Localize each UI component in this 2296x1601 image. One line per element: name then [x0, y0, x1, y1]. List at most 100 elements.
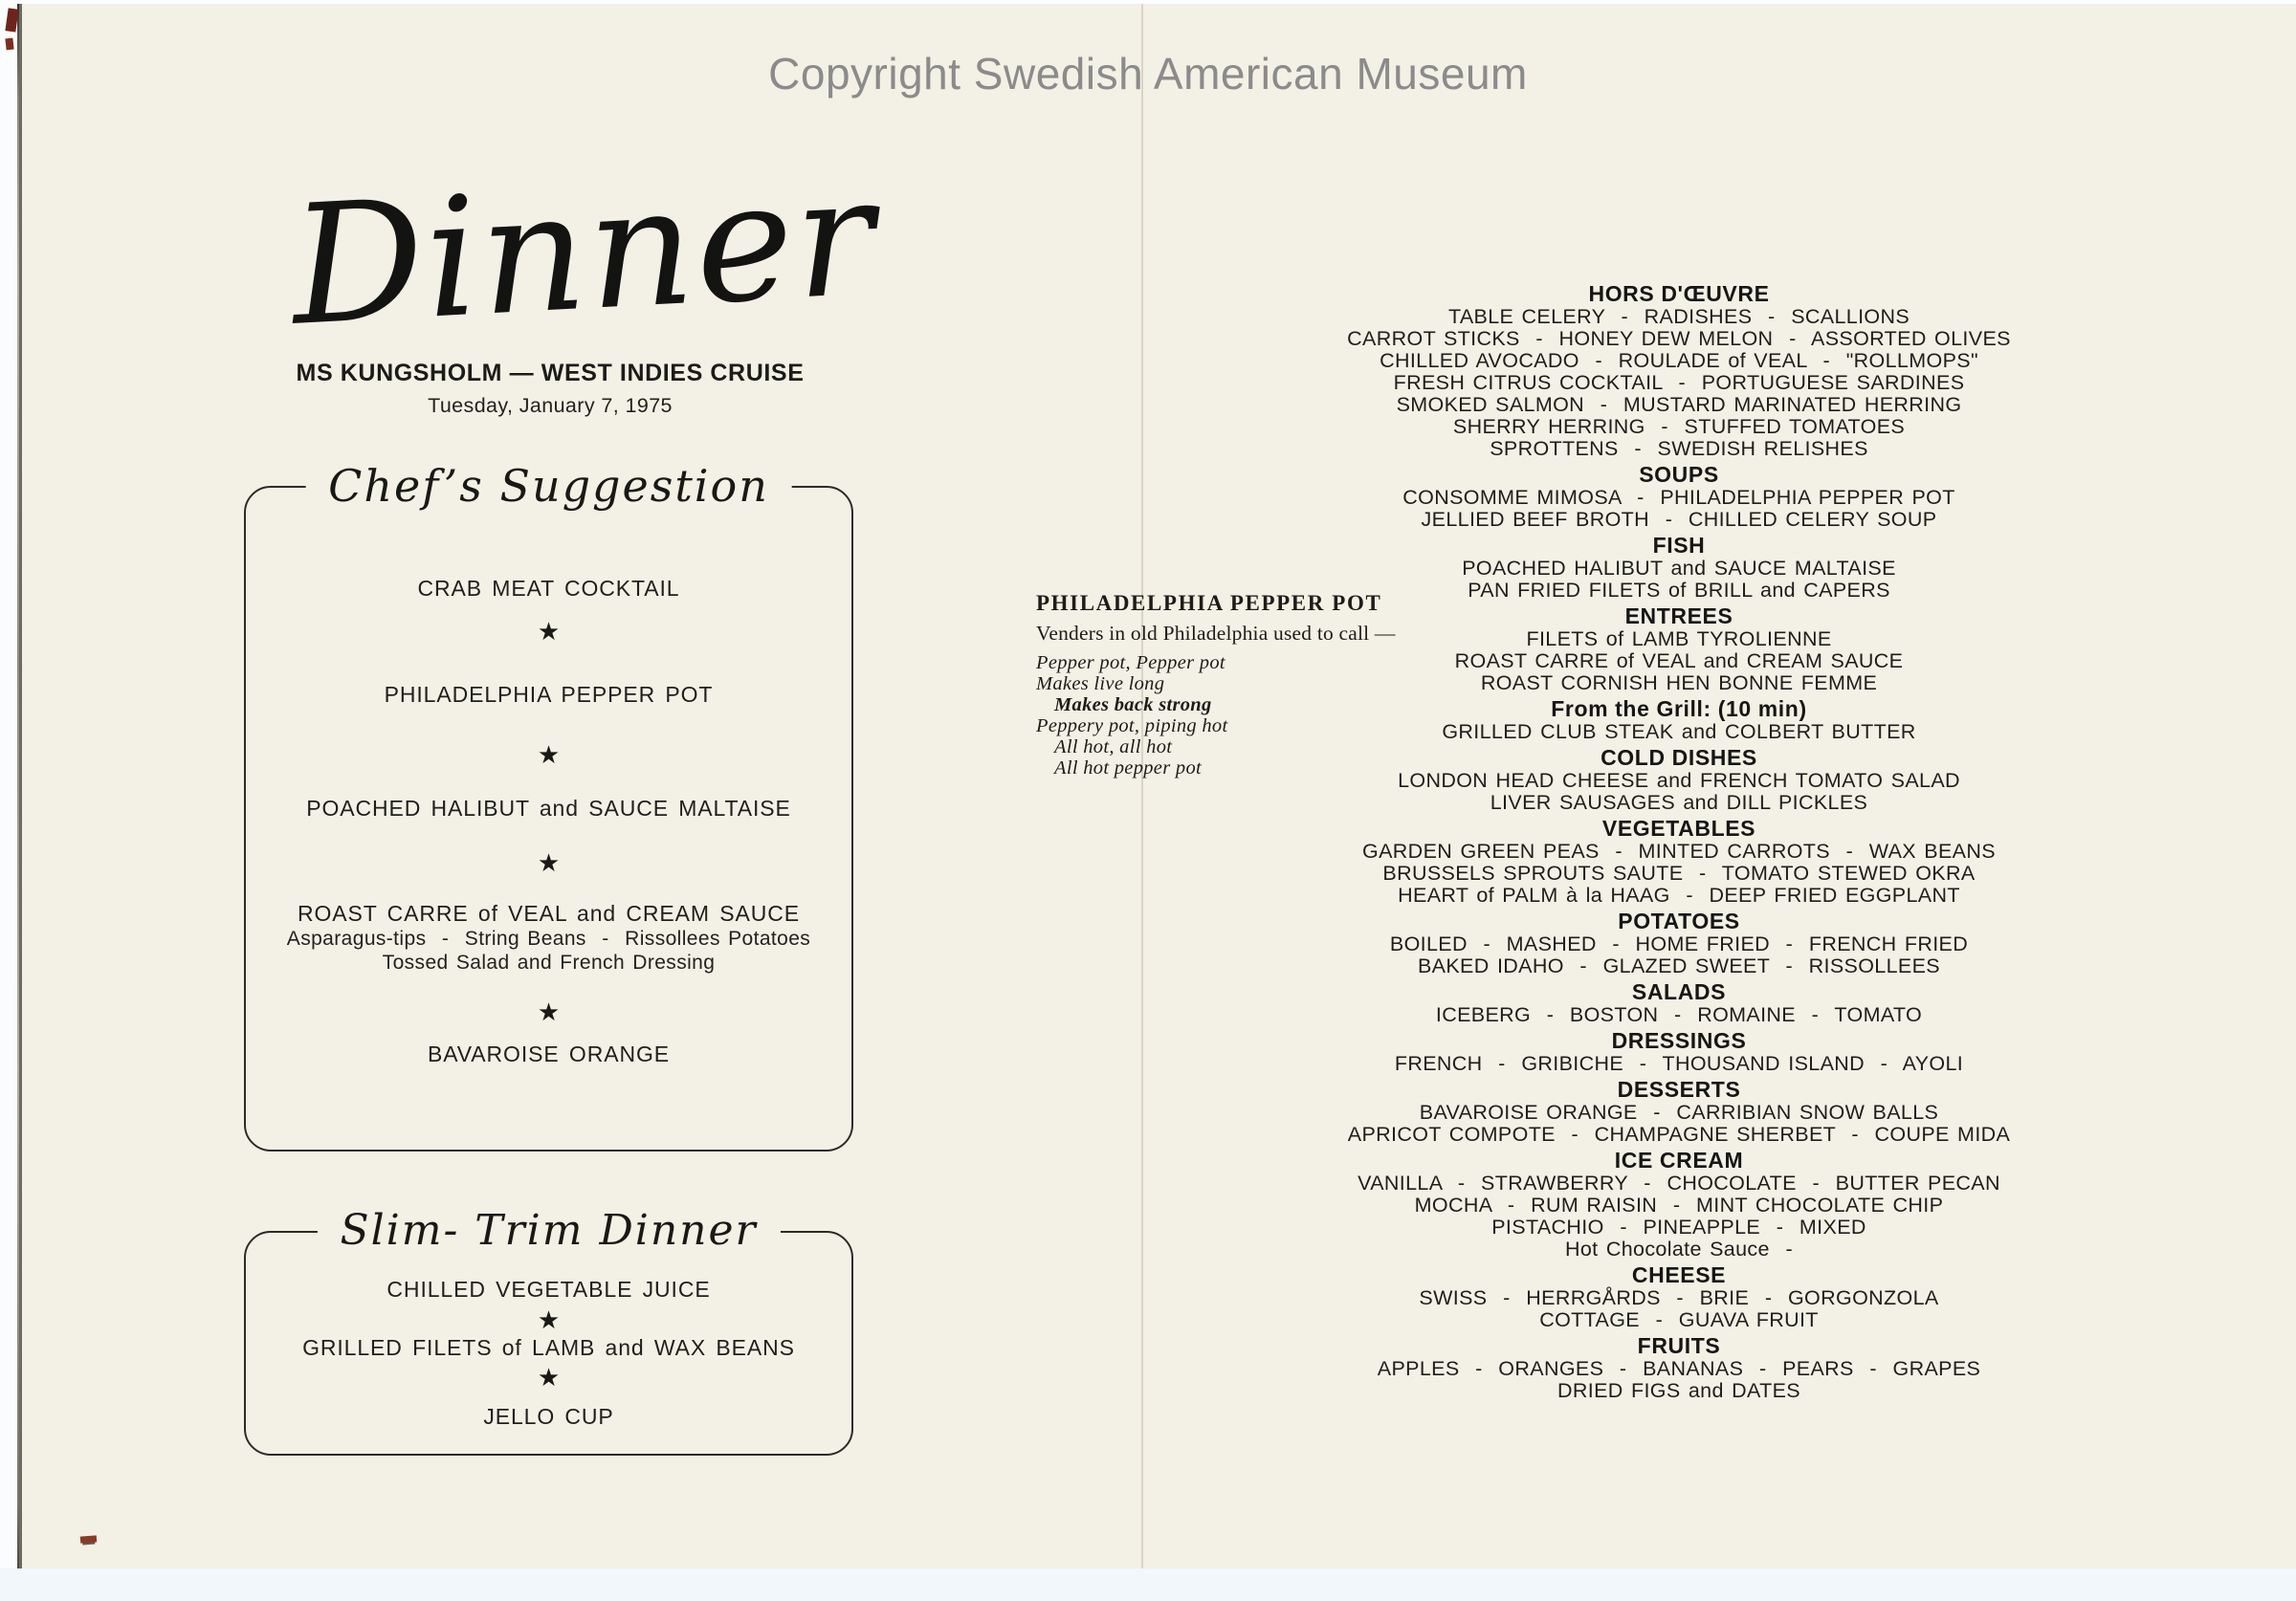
- section-heading: ICE CREAM: [1614, 1148, 1744, 1173]
- menu-line: BAKED IDAHO - GLAZED SWEET - RISSOLLEES: [1417, 954, 1940, 977]
- pepper-pot-intro: Venders in old Philadelphia used to call…: [1036, 622, 1396, 645]
- scanner-background-top: [0, 0, 2296, 4]
- course-item: GRILLED FILETS of LAMB and WAX BEANS: [302, 1335, 795, 1360]
- course-item: JELLO CUP: [483, 1404, 614, 1429]
- menu-line: TABLE CELERY - RADISHES - SCALLIONS: [1447, 305, 1910, 328]
- course-sides: Tossed Salad and French Dressing: [382, 952, 716, 974]
- menu-line: LONDON HEAD CHEESE and FRENCH TOMATO SAL…: [1398, 769, 1960, 792]
- chefs-suggestion-courses: CRAB MEAT COCKTAIL ★ PHILADELPHIA PEPPER…: [246, 488, 851, 1067]
- menu-line: SHERRY HERRING - STUFFED TOMATOES: [1452, 415, 1906, 438]
- chefs-suggestion-title: Chef’s Suggestion: [305, 457, 792, 515]
- menu-line: BOILED - MASHED - HOME FRIED - FRENCH FR…: [1389, 932, 1969, 955]
- section-heading: ENTREES: [1624, 603, 1733, 628]
- menu-line: DRIED FIGS and DATES: [1557, 1379, 1800, 1402]
- menu-line: PAN FRIED FILETS of BRILL and CAPERS: [1468, 579, 1890, 602]
- menu-section-vegetables: VEGETABLES GARDEN GREEN PEAS - MINTED CA…: [1325, 818, 2033, 907]
- verse-line: All hot, all hot: [1054, 736, 1173, 757]
- menu-section-from-the-grill: From the Grill: (10 min) GRILLED CLUB ST…: [1325, 698, 2033, 743]
- pepper-pot-verse: Pepper pot, Pepper pot Makes live long M…: [1036, 652, 1400, 779]
- verse-line: All hot pepper pot: [1054, 757, 1203, 779]
- course-item: BAVAROISE ORANGE: [428, 1042, 670, 1066]
- section-heading: VEGETABLES: [1601, 816, 1756, 841]
- menu-line: BRUSSELS SPROUTS SAUTE - TOMATO STEWED O…: [1382, 862, 1976, 885]
- star-icon: ★: [537, 740, 561, 769]
- section-heading: POTATOES: [1618, 909, 1740, 933]
- course-sides: Asparagus-tips - String Beans - Rissolle…: [286, 928, 811, 950]
- page-fold-line: [1141, 4, 1143, 1568]
- star-icon: ★: [537, 1305, 561, 1334]
- star-icon: ★: [537, 998, 561, 1026]
- slim-trim-courses: CHILLED VEGETABLE JUICE ★ GRILLED FILETS…: [246, 1233, 851, 1430]
- course-item: PHILADELPHIA PEPPER POT: [384, 682, 714, 707]
- menu-line: FRESH CITRUS COCKTAIL - PORTUGUESE SARDI…: [1393, 371, 1965, 394]
- menu-line: SWISS - HERRGÅRDS - BRIE - GORGONZOLA: [1419, 1286, 1939, 1309]
- menu-line: MOCHA - RUM RAISIN - MINT CHOCOLATE CHIP: [1414, 1194, 1944, 1217]
- section-heading: From the Grill: (10 min): [1551, 696, 1807, 721]
- menu-line: LIVER SAUSAGES and DILL PICKLES: [1490, 791, 1868, 814]
- star-icon: ★: [537, 848, 561, 877]
- menu-line: GARDEN GREEN PEAS - MINTED CARROTS - WAX…: [1362, 840, 1996, 863]
- menu-line: COTTAGE - GUAVA FRUIT: [1539, 1308, 1819, 1331]
- menu-section-cold-dishes: COLD DISHES LONDON HEAD CHEESE and FRENC…: [1325, 747, 2033, 814]
- section-heading: FRUITS: [1637, 1333, 1721, 1358]
- menu-section-hors-doeuvre: HORS D'ŒUVRE TABLE CELERY - RADISHES - S…: [1325, 283, 2033, 460]
- menu-date: Tuesday, January 7, 1975: [428, 394, 673, 417]
- menu-line: SMOKED SALMON - MUSTARD MARINATED HERRIN…: [1396, 393, 1962, 416]
- pepper-pot-heading: PHILADELPHIA PEPPER POT: [1036, 591, 1382, 615]
- section-heading: CHEESE: [1631, 1262, 1727, 1287]
- full-menu-column: HORS D'ŒUVRE TABLE CELERY - RADISHES - S…: [1325, 279, 2033, 1402]
- menu-section-fish: FISH POACHED HALIBUT and SAUCE MALTAISE …: [1325, 535, 2033, 602]
- star-icon: ★: [537, 1363, 561, 1392]
- course-item: ROAST CARRE of VEAL and CREAM SAUCE: [298, 901, 800, 926]
- star-icon: ★: [537, 617, 561, 646]
- menu-line: PISTACHIO - PINEAPPLE - MIXED: [1491, 1216, 1866, 1239]
- course-item: CRAB MEAT COCKTAIL: [417, 576, 680, 601]
- menu-line: POACHED HALIBUT and SAUCE MALTAISE: [1462, 557, 1896, 580]
- menu-line: FILETS of LAMB TYROLIENNE: [1526, 627, 1832, 650]
- scanner-background-left: [0, 0, 19, 1601]
- menu-line: ROAST CORNISH HEN BONNE FEMME: [1480, 671, 1878, 694]
- menu-line: CARROT STICKS - HONEY DEW MELON - ASSORT…: [1347, 327, 2011, 350]
- menu-line: FRENCH - GRIBICHE - THOUSAND ISLAND - AY…: [1394, 1052, 1964, 1075]
- menu-line: ROAST CARRE of VEAL and CREAM SAUCE: [1454, 649, 1904, 672]
- menu-line: VANILLA - STRAWBERRY - CHOCOLATE - BUTTE…: [1358, 1172, 2000, 1195]
- menu-section-dressings: DRESSINGS FRENCH - GRIBICHE - THOUSAND I…: [1325, 1030, 2033, 1075]
- slim-trim-dinner-box: Slim- Trim Dinner CHILLED VEGETABLE JUIC…: [244, 1202, 853, 1456]
- menu-paper: [19, 4, 2296, 1568]
- verse-line: Makes back strong: [1054, 694, 1212, 715]
- section-heading: DESSERTS: [1617, 1077, 1741, 1102]
- section-heading: COLD DISHES: [1601, 745, 1757, 770]
- section-heading: SALADS: [1631, 979, 1727, 1004]
- slim-trim-dinner-title: Slim- Trim Dinner: [317, 1202, 781, 1260]
- menu-section-cheese: CHEESE SWISS - HERRGÅRDS - BRIE - GORGON…: [1325, 1264, 2033, 1331]
- verse-line: Peppery pot, piping hot: [1036, 715, 1228, 736]
- menu-section-fruits: FRUITS APPLES - ORANGES - BANANAS - PEAR…: [1325, 1335, 2033, 1402]
- cruise-subtitle: MS KUNGSHOLM — WEST INDIES CRUISE: [296, 360, 805, 386]
- menu-line: ICEBERG - BOSTON - ROMAINE - TOMATO: [1435, 1003, 1923, 1026]
- section-heading: SOUPS: [1639, 462, 1719, 487]
- menu-line: SPROTTENS - SWEDISH RELISHES: [1490, 437, 1868, 460]
- menu-line: CHILLED AVOCADO - ROULADE of VEAL - "ROL…: [1380, 349, 1978, 372]
- section-heading: FISH: [1652, 533, 1706, 558]
- course-item: CHILLED VEGETABLE JUICE: [386, 1277, 711, 1302]
- menu-line: CONSOMME MIMOSA - PHILADELPHIA PEPPER PO…: [1402, 486, 1955, 509]
- pepper-pot-note: PHILADELPHIA PEPPER POT Venders in old P…: [1036, 591, 1400, 779]
- verse-line: Pepper pot, Pepper pot: [1036, 652, 1225, 673]
- menu-section-ice-cream: ICE CREAM VANILLA - STRAWBERRY - CHOCOLA…: [1325, 1150, 2033, 1261]
- dinner-script-title: Dinner: [286, 140, 881, 362]
- section-heading: HORS D'ŒUVRE: [1588, 281, 1770, 306]
- menu-section-salads: SALADS ICEBERG - BOSTON - ROMAINE - TOMA…: [1325, 981, 2033, 1026]
- scanner-background-bottom: [0, 1568, 2296, 1601]
- chefs-suggestion-box: Chef’s Suggestion CRAB MEAT COCKTAIL ★ P…: [244, 457, 853, 1151]
- menu-section-soups: SOUPS CONSOMME MIMOSA - PHILADELPHIA PEP…: [1325, 464, 2033, 531]
- menu-line: APPLES - ORANGES - BANANAS - PEARS - GRA…: [1377, 1357, 1981, 1380]
- menu-line: Hot Chocolate Sauce -: [1565, 1238, 1793, 1261]
- copyright-watermark: Copyright Swedish American Museum: [768, 49, 1528, 99]
- menu-section-entrees: ENTREES FILETS of LAMB TYROLIENNE ROAST …: [1325, 605, 2033, 694]
- menu-section-desserts: DESSERTS BAVAROISE ORANGE - CARRIBIAN SN…: [1325, 1079, 2033, 1146]
- menu-section-potatoes: POTATOES BOILED - MASHED - HOME FRIED - …: [1325, 910, 2033, 977]
- course-item: POACHED HALIBUT and SAUCE MALTAISE: [306, 796, 791, 821]
- menu-line: GRILLED CLUB STEAK and COLBERT BUTTER: [1442, 720, 1916, 743]
- section-heading: DRESSINGS: [1611, 1028, 1747, 1053]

● ● ● ● ●

Your instructions: Copy out the records character for character, beginning with the line that contains "- section-heading: ICE" and continuing through the line that contains "- menu-line: TABLE", with both of those lines included.

Final result:
- section-heading: ICE CREAM: [1614, 1148, 1744, 1173]
- menu-line: BAKED IDAHO - GLAZED SWEET - RISSOLLEES: [1417, 954, 1940, 977]
- pepper-pot-intro: Venders in old Philadelphia used to call…: [1036, 622, 1396, 645]
- scanner-background-top: [0, 0, 2296, 4]
- course-item: GRILLED FILETS of LAMB and WAX BEANS: [302, 1335, 795, 1360]
- course-item: JELLO CUP: [483, 1404, 614, 1429]
- menu-line: TABLE CELERY - RADISHES - SCALLIONS: [1447, 305, 1910, 328]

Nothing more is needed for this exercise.